**What is expected:** The data must be returned in full and exactly as given.

──────── The data ────────

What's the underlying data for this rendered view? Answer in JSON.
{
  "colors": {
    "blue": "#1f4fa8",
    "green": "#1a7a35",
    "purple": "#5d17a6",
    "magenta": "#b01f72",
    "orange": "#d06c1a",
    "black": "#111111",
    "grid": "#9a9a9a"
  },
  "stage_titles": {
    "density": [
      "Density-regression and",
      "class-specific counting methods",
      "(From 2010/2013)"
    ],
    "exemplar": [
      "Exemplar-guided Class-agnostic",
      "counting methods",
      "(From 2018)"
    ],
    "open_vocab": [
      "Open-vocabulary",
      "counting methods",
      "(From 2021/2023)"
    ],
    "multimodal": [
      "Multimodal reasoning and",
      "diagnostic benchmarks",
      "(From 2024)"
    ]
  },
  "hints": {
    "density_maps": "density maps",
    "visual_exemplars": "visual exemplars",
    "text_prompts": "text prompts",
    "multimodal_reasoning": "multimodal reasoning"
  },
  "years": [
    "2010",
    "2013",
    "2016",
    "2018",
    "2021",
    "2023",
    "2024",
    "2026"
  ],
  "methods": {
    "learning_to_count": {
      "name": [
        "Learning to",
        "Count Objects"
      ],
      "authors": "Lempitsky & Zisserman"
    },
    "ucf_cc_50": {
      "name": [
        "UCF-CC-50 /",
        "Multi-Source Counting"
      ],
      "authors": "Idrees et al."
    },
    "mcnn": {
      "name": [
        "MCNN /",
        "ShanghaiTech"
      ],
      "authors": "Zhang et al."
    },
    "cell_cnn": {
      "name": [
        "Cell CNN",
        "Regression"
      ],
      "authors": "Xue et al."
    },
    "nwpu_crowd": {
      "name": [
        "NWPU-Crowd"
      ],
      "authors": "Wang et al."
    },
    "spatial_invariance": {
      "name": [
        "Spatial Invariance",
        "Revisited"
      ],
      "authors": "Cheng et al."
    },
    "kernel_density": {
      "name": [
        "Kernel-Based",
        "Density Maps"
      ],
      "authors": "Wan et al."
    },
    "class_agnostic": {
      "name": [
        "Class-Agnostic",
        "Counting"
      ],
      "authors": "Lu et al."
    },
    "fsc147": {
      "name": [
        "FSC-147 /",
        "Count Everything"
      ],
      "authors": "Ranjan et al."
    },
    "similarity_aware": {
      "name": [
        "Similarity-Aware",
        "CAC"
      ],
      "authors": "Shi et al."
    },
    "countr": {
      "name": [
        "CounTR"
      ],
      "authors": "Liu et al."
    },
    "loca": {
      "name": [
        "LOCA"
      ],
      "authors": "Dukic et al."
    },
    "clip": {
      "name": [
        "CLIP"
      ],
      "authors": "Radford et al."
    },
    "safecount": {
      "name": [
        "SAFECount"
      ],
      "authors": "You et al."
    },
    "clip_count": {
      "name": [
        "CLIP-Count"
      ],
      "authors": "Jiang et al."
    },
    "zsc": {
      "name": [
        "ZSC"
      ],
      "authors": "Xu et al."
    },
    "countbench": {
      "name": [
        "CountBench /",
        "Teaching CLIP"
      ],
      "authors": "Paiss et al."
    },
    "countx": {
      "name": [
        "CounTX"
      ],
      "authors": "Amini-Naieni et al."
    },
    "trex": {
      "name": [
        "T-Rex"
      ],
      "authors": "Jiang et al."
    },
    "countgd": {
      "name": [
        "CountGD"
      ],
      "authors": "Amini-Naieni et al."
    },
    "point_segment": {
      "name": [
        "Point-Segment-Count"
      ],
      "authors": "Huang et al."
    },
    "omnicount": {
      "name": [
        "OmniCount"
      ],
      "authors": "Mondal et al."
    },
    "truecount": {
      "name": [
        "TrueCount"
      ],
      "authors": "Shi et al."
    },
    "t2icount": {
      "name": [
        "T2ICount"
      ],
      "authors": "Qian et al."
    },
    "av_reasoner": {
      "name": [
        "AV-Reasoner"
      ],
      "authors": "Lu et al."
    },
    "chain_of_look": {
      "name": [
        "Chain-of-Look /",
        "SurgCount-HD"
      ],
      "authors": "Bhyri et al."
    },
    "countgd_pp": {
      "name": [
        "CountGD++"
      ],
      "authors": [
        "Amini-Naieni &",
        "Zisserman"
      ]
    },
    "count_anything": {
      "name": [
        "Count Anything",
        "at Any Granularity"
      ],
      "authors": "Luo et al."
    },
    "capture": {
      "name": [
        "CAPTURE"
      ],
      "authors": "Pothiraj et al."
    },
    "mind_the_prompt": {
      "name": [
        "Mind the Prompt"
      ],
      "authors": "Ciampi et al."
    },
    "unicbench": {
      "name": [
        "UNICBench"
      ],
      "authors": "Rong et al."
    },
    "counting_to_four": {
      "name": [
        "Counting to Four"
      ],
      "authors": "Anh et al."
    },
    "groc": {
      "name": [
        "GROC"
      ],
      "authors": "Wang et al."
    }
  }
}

────────

**Task solution:**
What's the underlying data for this rendered view? Answer in JSON.
{
  "colors": {
    "blue": "#1f4fa8",
    "green": "#1a7a35",
    "purple": "#5d17a6",
    "magenta": "#b01f72",
    "orange": "#d06c1a",
    "black": "#111111",
    "grid": "#9a9a9a"
  },
  "stage_titles": {
    "density": [
      "Density-regression and",
      "class-specific counting methods",
      "(From 2010/2013)"
    ],
    "exemplar": [
      "Exemplar-guided Class-agnostic",
      "counting methods",
      "(From 2018)"
    ],
    "open_vocab": [
      "Open-vocabulary",
      "counting methods",
      "(From 2021/2023)"
    ],
    "multimodal": [
      "Multimodal reasoning and",
      "diagnostic benchmarks",
      "(From 2024)"
    ]
  },
  "hints": {
    "density_maps": "density maps",
    "visual_exemplars": "visual exemplars",
    "text_prompts": "text prompts",
    "multimodal_reasoning": "multimodal reasoning"
  },
  "years": [
    "2010",
    "2013",
    "2016",
    "2018",
    "2021",
    "2023",
    "2024",
    "2026"
  ],
  "methods": {
    "learning_to_count": {
      "name": [
        "Learning to",
        "Count Objects"
      ],
      "authors": "Lempitsky & Zisserman"
    },
    "ucf_cc_50": {
      "name": [
        "UCF-CC-50 /",
        "Multi-Source Counting"
      ],
      "authors": "Idrees et al."
    },
    "mcnn": {
      "name": [
        "MCNN /",
        "ShanghaiTech"
      ],
      "authors": "Zhang et al."
    },
    "cell_cnn": {
      "name": [
        "Cell CNN",
        "Regression"
      ],
      "authors": "Xue et al."
    },
    "nwpu_crowd": {
      "name": [
        "NWPU-Crowd"
      ],
      "authors": "Wang et al."
    },
    "spatial_invariance": {
      "name": [
        "Spatial Invariance",
        "Revisited"
      ],
      "authors": "Cheng et al."
    },
    "kernel_density": {
      "name": [
        "Kernel-Based",
        "Density Maps"
      ],
      "authors": "Wan et al."
    },
    "class_agnostic": {
      "name": [
        "Class-Agnostic",
        "Counting"
      ],
      "authors": "Lu et al."
    },
    "fsc147": {
      "name": [
        "FSC-147 /",
        "Count Everything"
      ],
      "authors": "Ranjan et al."
    },
    "similarity_aware": {
      "name": [
        "Similarity-Aware",
        "CAC"
      ],
      "authors": "Shi et al."
    },
    "countr": {
      "name": [
        "CounTR"
      ],
      "authors": "Liu et al."
    },
    "loca": {
      "name": [
        "LOCA"
      ],
      "authors": "Dukic et al."
    },
    "clip": {
      "name": [
        "CLIP"
      ],
      "authors": "Radford et al."
    },
    "safecount": {
      "name": [
        "SAFECount"
      ],
      "authors": "You et al."
    },
    "clip_count": {
      "name": [
        "CLIP-Count"
      ],
      "authors": "Jiang et al."
    },
    "zsc": {
      "name": [
        "ZSC"
      ],
      "authors": "Xu et al."
    },
    "countbench": {
      "name": [
        "CountBench /",
        "Teaching CLIP"
      ],
      "authors": "Paiss et al."
    },
    "countx": {
      "name": [
        "CounTX"
      ],
      "authors": "Amini-Naieni et al."
    },
    "trex": {
      "name": [
        "T-Rex"
      ],
      "authors": "Jiang et al."
    },
    "countgd": {
      "name": [
        "CountGD"
      ],
      "authors": "Amini-Naieni et al."
    },
    "point_segment": {
      "name": [
        "Point-Segment-Count"
      ],
      "authors": "Huang et al."
    },
    "omnicount": {
      "name": [
        "OmniCount"
      ],
      "authors": "Mondal et al."
    },
    "truecount": {
      "name": [
        "TrueCount"
      ],
      "authors": "Shi et al."
    },
    "t2icount": {
      "name": [
        "T2ICount"
      ],
      "authors": "Qian et al."
    },
    "av_reasoner": {
      "name": [
        "AV-Reasoner"
      ],
      "authors": "Lu et al."
    },
    "chain_of_look": {
      "name": [
        "Chain-of-Look /",
        "SurgCount-HD"
      ],
      "authors": "Bhyri et al."
    },
    "countgd_pp": {
      "name": [
        "CountGD++"
      ],
      "authors": [
        "Amini-Naieni &",
        "Zisserman"
      ]
    },
    "count_anything": {
      "name": [
        "Count Anything",
        "at Any Granularity"
      ],
      "authors": "Luo et al."
    },
    "capture": {
      "name": [
        "CAPTURE"
      ],
      "authors": "Pothiraj et al."
    },
    "mind_the_prompt": {
      "name": [
        "Mind the Prompt"
      ],
      "authors": "Ciampi et al."
    },
    "unicbench": {
      "name": [
        "UNICBench"
      ],
      "authors": "Rong et al."
    },
    "counting_to_four": {
      "name": [
        "Counting to Four"
      ],
      "authors": "Anh et al."
    },
    "groc": {
      "name": [
        "GROC"
      ],
      "authors": "Wang et al."
    }
  }
}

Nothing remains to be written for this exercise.